## Written task
Below is a block of records; repeat all of them exactly.

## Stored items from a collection
━━━━━━
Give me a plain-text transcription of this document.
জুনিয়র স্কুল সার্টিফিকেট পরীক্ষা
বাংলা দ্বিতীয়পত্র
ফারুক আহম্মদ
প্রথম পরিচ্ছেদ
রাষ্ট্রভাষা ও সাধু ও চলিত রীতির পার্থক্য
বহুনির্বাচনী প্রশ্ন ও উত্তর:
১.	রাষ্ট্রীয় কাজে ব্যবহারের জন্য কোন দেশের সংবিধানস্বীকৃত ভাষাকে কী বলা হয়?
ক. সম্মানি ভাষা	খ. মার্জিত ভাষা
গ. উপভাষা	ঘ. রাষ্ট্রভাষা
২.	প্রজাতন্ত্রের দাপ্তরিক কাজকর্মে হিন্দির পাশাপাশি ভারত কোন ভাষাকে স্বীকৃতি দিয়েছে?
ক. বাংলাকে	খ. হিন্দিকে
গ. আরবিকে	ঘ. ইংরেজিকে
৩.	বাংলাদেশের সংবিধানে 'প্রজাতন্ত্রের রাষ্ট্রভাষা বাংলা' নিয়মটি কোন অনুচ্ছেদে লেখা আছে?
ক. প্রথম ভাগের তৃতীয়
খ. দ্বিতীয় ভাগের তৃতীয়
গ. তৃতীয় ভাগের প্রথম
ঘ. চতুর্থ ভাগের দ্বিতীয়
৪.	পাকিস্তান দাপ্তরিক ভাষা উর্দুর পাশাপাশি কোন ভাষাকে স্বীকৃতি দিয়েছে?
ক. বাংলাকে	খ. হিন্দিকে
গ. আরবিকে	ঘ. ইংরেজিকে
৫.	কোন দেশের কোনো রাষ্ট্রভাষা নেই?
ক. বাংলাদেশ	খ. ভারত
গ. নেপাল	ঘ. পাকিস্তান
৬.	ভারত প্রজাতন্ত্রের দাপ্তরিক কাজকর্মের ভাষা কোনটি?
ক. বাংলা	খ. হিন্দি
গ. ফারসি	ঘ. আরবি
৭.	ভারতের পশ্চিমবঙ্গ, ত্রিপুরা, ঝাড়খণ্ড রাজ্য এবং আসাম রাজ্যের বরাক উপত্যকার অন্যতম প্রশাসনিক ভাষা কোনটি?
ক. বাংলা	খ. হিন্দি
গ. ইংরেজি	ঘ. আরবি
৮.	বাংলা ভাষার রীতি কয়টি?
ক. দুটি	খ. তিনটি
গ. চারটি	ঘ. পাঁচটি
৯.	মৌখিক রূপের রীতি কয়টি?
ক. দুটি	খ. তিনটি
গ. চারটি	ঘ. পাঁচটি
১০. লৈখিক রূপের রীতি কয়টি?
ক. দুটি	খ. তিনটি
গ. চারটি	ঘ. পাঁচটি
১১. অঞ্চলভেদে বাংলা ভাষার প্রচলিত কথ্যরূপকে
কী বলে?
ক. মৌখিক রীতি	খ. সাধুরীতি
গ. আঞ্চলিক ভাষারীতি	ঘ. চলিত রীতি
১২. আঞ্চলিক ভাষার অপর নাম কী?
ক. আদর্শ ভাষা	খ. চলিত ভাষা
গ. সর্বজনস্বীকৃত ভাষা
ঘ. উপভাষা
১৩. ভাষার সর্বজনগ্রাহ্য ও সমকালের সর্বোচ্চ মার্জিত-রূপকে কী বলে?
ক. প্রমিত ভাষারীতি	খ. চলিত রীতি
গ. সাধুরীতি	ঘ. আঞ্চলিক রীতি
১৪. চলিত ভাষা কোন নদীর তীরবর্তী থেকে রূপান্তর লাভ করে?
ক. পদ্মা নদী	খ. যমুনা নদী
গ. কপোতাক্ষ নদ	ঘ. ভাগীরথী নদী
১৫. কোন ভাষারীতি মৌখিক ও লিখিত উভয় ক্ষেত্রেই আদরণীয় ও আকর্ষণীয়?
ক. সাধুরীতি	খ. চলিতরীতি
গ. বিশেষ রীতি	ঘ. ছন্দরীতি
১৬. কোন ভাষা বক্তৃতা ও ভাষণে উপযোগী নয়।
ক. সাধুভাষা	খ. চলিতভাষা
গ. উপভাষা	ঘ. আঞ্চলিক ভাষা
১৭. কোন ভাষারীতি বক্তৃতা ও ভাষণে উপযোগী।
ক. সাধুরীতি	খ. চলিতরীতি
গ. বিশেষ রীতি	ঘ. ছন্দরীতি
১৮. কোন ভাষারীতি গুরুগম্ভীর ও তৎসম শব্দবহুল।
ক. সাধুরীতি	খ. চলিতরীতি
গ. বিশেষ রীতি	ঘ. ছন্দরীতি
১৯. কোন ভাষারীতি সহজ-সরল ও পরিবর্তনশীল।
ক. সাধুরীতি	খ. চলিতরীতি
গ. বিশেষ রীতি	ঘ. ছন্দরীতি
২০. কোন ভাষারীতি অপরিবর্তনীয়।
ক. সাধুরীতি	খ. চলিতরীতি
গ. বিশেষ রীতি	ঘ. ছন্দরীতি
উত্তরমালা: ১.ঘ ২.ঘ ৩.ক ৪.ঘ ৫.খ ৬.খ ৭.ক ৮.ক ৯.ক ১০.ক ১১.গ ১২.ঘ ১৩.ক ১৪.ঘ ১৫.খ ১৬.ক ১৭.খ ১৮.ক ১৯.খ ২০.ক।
━━━━━━
## Exercise output
Give me a plain-text transcription of this document.
জুনিয়র স্কুল সার্টিফিকেট পরীক্ষা
বাংলা দ্বিতীয়পত্র
ফারুক আহম্মদ
প্রথম পরিচ্ছেদ
রাষ্ট্রভাষা ও সাধু ও চলিত রীতির পার্থক্য
বহুনির্বাচনী প্রশ্ন ও উত্তর:
১.	রাষ্ট্রীয় কাজে ব্যবহারের জন্য কোন দেশের সংবিধানস্বীকৃত ভাষাকে কী বলা হয়?
ক. সম্মানি ভাষা	খ. মার্জিত ভাষা
গ. উপভাষা	ঘ. রাষ্ট্রভাষা
২.	প্রজাতন্ত্রের দাপ্তরিক কাজকর্মে হিন্দির পাশাপাশি ভারত কোন ভাষাকে স্বীকৃতি দিয়েছে?
ক. বাংলাকে	খ. হিন্দিকে
গ. আরবিকে	ঘ. ইংরেজিকে
৩.	বাংলাদেশের সংবিধানে 'প্রজাতন্ত্রের রাষ্ট্রভাষা বাংলা' নিয়মটি কোন অনুচ্ছেদে লেখা আছে?
ক. প্রথম ভাগের তৃতীয়
খ. দ্বিতীয় ভাগের তৃতীয়
গ. তৃতীয় ভাগের প্রথম
ঘ. চতুর্থ ভাগের দ্বিতীয়
৪.	পাকিস্তান দাপ্তরিক ভাষা উর্দুর পাশাপাশি কোন ভাষাকে স্বীকৃতি দিয়েছে?
ক. বাংলাকে	খ. হিন্দিকে
গ. আরবিকে	ঘ. ইংরেজিকে
৫.	কোন দেশের কোনো রাষ্ট্রভাষা নেই?
ক. বাংলাদেশ	খ. ভারত
গ. নেপাল	ঘ. পাকিস্তান
৬.	ভারত প্রজাতন্ত্রের দাপ্তরিক কাজকর্মের ভাষা কোনটি?
ক. বাংলা	খ. হিন্দি
গ. ফারসি	ঘ. আরবি
৭.	ভারতের পশ্চিমবঙ্গ, ত্রিপুরা, ঝাড়খণ্ড রাজ্য এবং আসাম রাজ্যের বরাক উপত্যকার অন্যতম প্রশাসনিক ভাষা কোনটি?
ক. বাংলা	খ. হিন্দি
গ. ইংরেজি	ঘ. আরবি
৮.	বাংলা ভাষার রীতি কয়টি?
ক. দুটি	খ. তিনটি
গ. চারটি	ঘ. পাঁচটি
৯.	মৌখিক রূপের রীতি কয়টি?
ক. দুটি	খ. তিনটি
গ. চারটি	ঘ. পাঁচটি
১০. লৈখিক রূপের রীতি কয়টি?
ক. দুটি	খ. তিনটি
গ. চারটি	ঘ. পাঁচটি
১১. অঞ্চলভেদে বাংলা ভাষার প্রচলিত কথ্যরূপকে
কী বলে?
ক. মৌখিক রীতি	খ. সাধুরীতি
গ. আঞ্চলিক ভাষারীতি	ঘ. চলিত রীতি
১২. আঞ্চলিক ভাষার অপর নাম কী?
ক. আদর্শ ভাষা	খ. চলিত ভাষা
গ. সর্বজনস্বীকৃত ভাষা
ঘ. উপভাষা
১৩. ভাষার সর্বজনগ্রাহ্য ও সমকালের সর্বোচ্চ মার্জিত-রূপকে কী বলে?
ক. প্রমিত ভাষারীতি	খ. চলিত রীতি
গ. সাধুরীতি	ঘ. আঞ্চলিক রীতি
১৪. চলিত ভাষা কোন নদীর তীরবর্তী থেকে রূপান্তর লাভ করে?
ক. পদ্মা নদী	খ. যমুনা নদী
গ. কপোতাক্ষ নদ	ঘ. ভাগীরথী নদী
১৫. কোন ভাষারীতি মৌখিক ও লিখিত উভয় ক্ষেত্রেই আদরণীয় ও আকর্ষণীয়?
ক. সাধুরীতি	খ. চলিতরীতি
গ. বিশেষ রীতি	ঘ. ছন্দরীতি
১৬. কোন ভাষা বক্তৃতা ও ভাষণে উপযোগী নয়।
ক. সাধুভাষা	খ. চলিতভাষা
গ. উপভাষা	ঘ. আঞ্চলিক ভাষা
১৭. কোন ভাষারীতি বক্তৃতা ও ভাষণে উপযোগী।
ক. সাধুরীতি	খ. চলিতরীতি
গ. বিশেষ রীতি	ঘ. ছন্দরীতি
১৮. কোন ভাষারীতি গুরুগম্ভীর ও তৎসম শব্দবহুল।
ক. সাধুরীতি	খ. চলিতরীতি
গ. বিশেষ রীতি	ঘ. ছন্দরীতি
১৯. কোন ভাষারীতি সহজ-সরল ও পরিবর্তনশীল।
ক. সাধুরীতি	খ. চলিতরীতি
গ. বিশেষ রীতি	ঘ. ছন্দরীতি
২০. কোন ভাষারীতি অপরিবর্তনীয়।
ক. সাধুরীতি	খ. চলিতরীতি
গ. বিশেষ রীতি	ঘ. ছন্দরীতি
উত্তরমালা: ১.ঘ ২.ঘ ৩.ক ৪.ঘ ৫.খ ৬.খ ৭.ক ৮.ক ৯.ক ১০.ক ১১.গ ১২.ঘ ১৩.ক ১৪.ঘ ১৫.খ ১৬.ক ১৭.খ ১৮.ক ১৯.খ ২০.ক।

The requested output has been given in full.